▸ **Objective**
Every entry must be repeated exactly. Exclude all pictures.

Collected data
══════════════════════════════
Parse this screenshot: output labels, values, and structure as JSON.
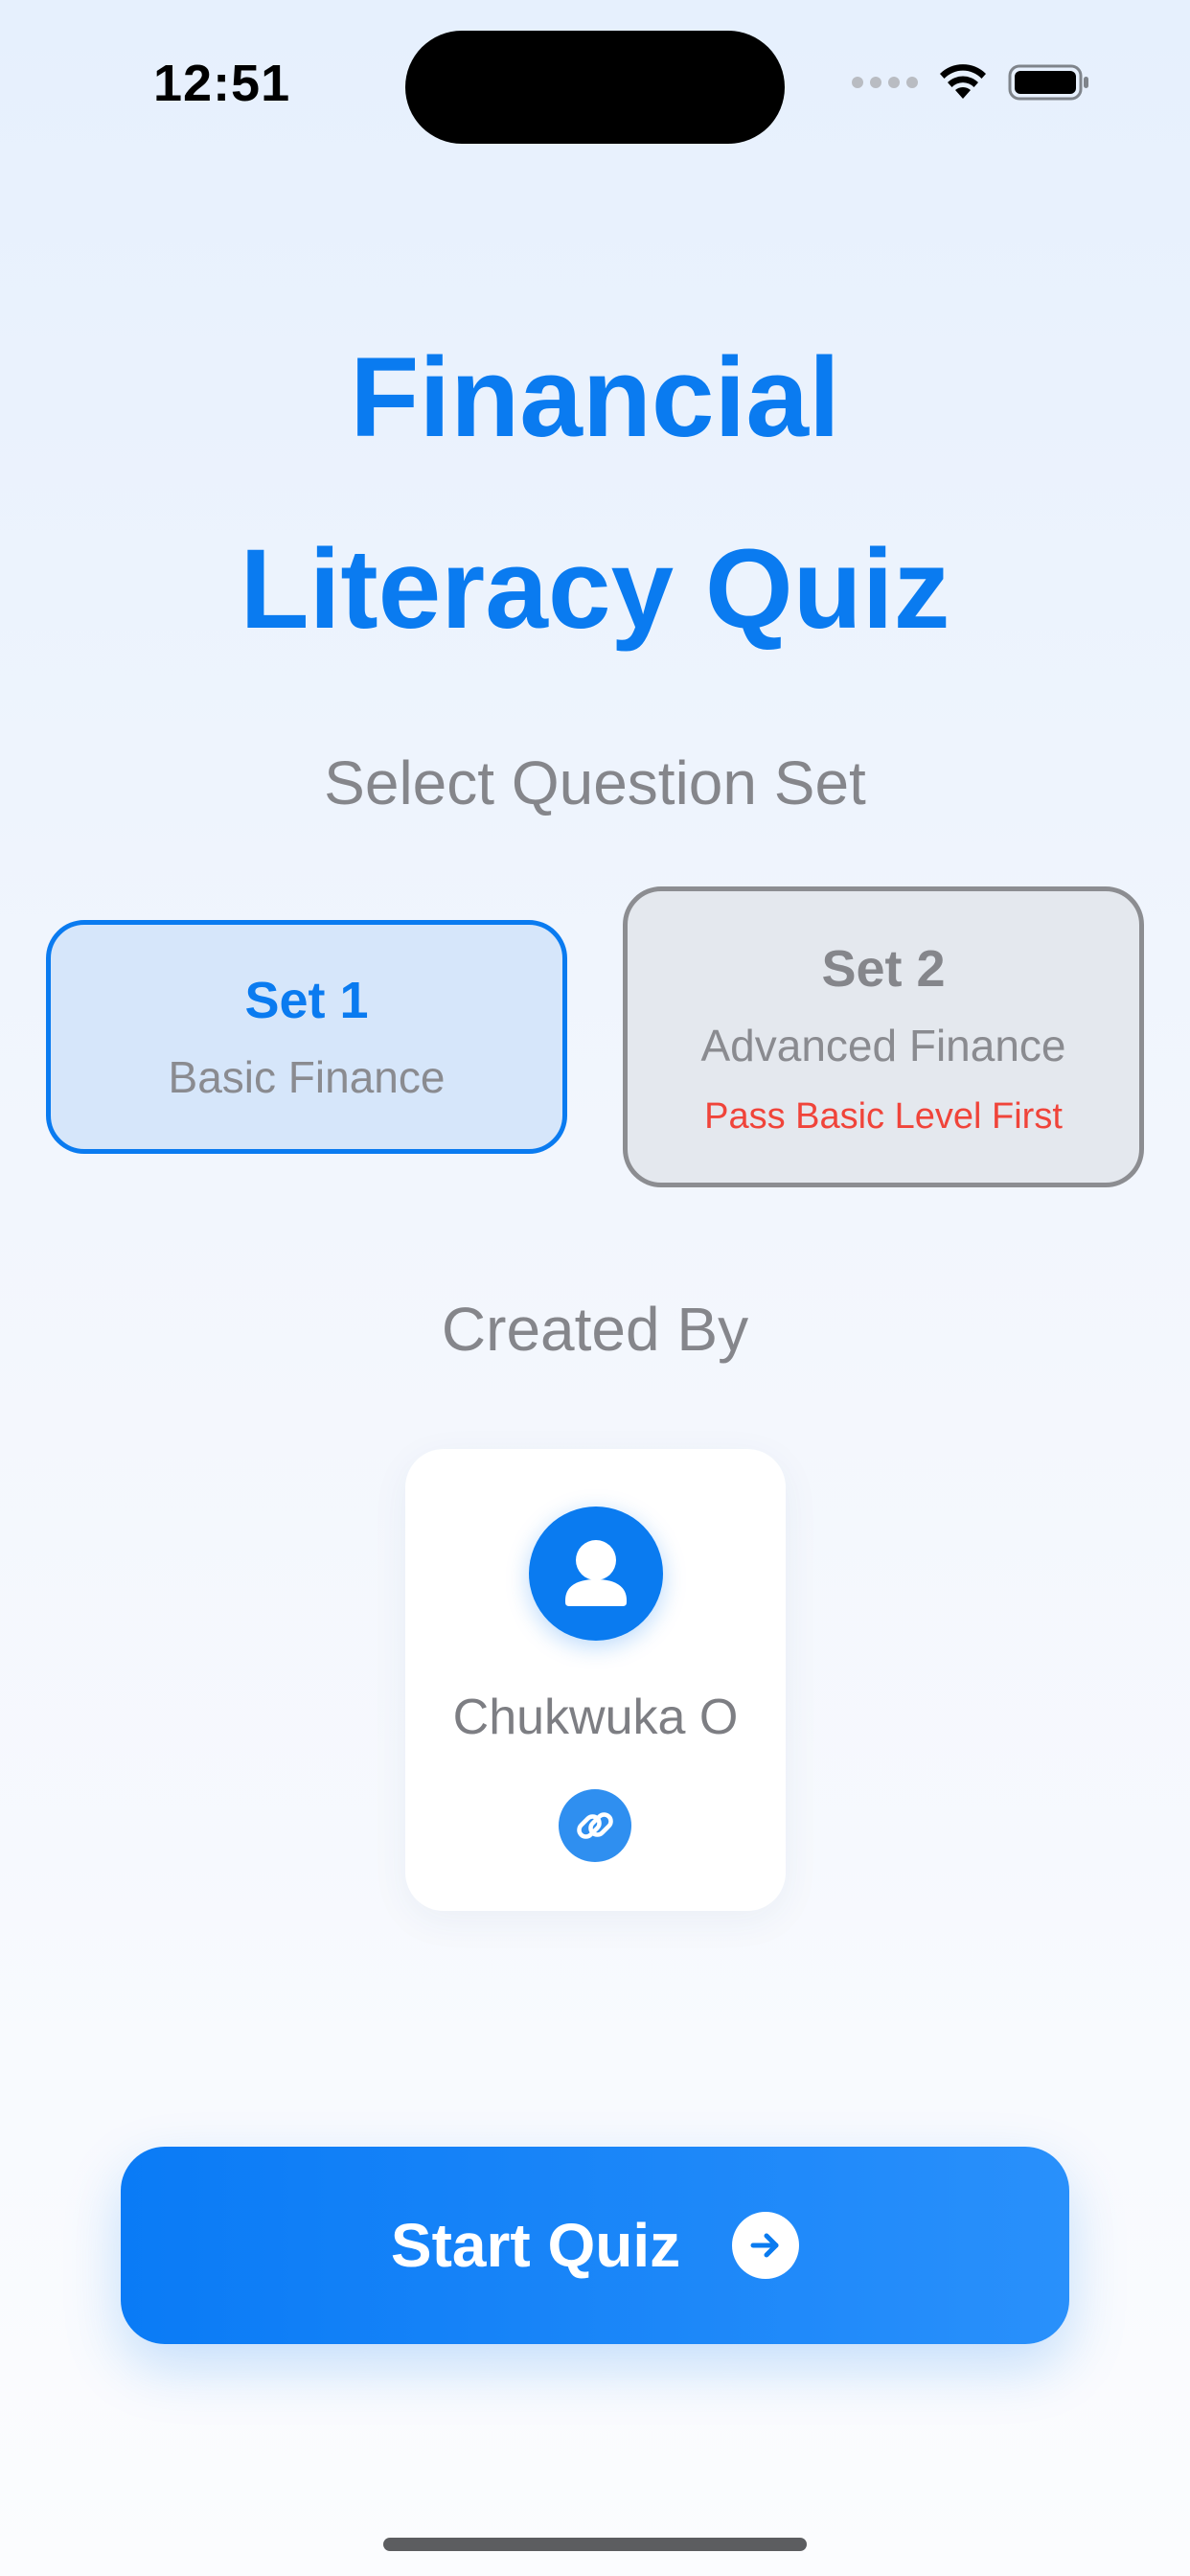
{
  "status_bar": {
    "time": "12:51",
    "icons": [
      "signal-dots-icon",
      "wifi-icon",
      "battery-icon"
    ]
  },
  "title": {
    "line1": "Financial",
    "line2": "Literacy Quiz"
  },
  "set_section": {
    "label": "Select Question Set",
    "sets": [
      {
        "name": "Set 1",
        "description": "Basic Finance",
        "selected": true
      },
      {
        "name": "Set 2",
        "description": "Advanced Finance",
        "note": "Pass Basic Level First",
        "locked": true
      }
    ]
  },
  "creator_section": {
    "label": "Created By",
    "name": "Chukwuka O",
    "avatar_icon": "person-icon",
    "link_icon": "link-icon"
  },
  "start_button": {
    "label": "Start Quiz",
    "icon": "arrow-right-circle-icon"
  },
  "colors": {
    "accent": "#0A7BF0",
    "muted_text": "#85868B",
    "warning": "#F0443A",
    "selected_bg": "#D6E6FA",
    "locked_bg": "#E4E8EE"
  }
}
══════════════════════════════
▸ **In response**
Parse this screenshot: output labels, values, and structure as JSON.
{
  "status_bar": {
    "time": "12:51",
    "icons": [
      "signal-dots-icon",
      "wifi-icon",
      "battery-icon"
    ]
  },
  "title": {
    "line1": "Financial",
    "line2": "Literacy Quiz"
  },
  "set_section": {
    "label": "Select Question Set",
    "sets": [
      {
        "name": "Set 1",
        "description": "Basic Finance",
        "selected": true
      },
      {
        "name": "Set 2",
        "description": "Advanced Finance",
        "note": "Pass Basic Level First",
        "locked": true
      }
    ]
  },
  "creator_section": {
    "label": "Created By",
    "name": "Chukwuka O",
    "avatar_icon": "person-icon",
    "link_icon": "link-icon"
  },
  "start_button": {
    "label": "Start Quiz",
    "icon": "arrow-right-circle-icon"
  },
  "colors": {
    "accent": "#0A7BF0",
    "muted_text": "#85868B",
    "warning": "#F0443A",
    "selected_bg": "#D6E6FA",
    "locked_bg": "#E4E8EE"
  }
}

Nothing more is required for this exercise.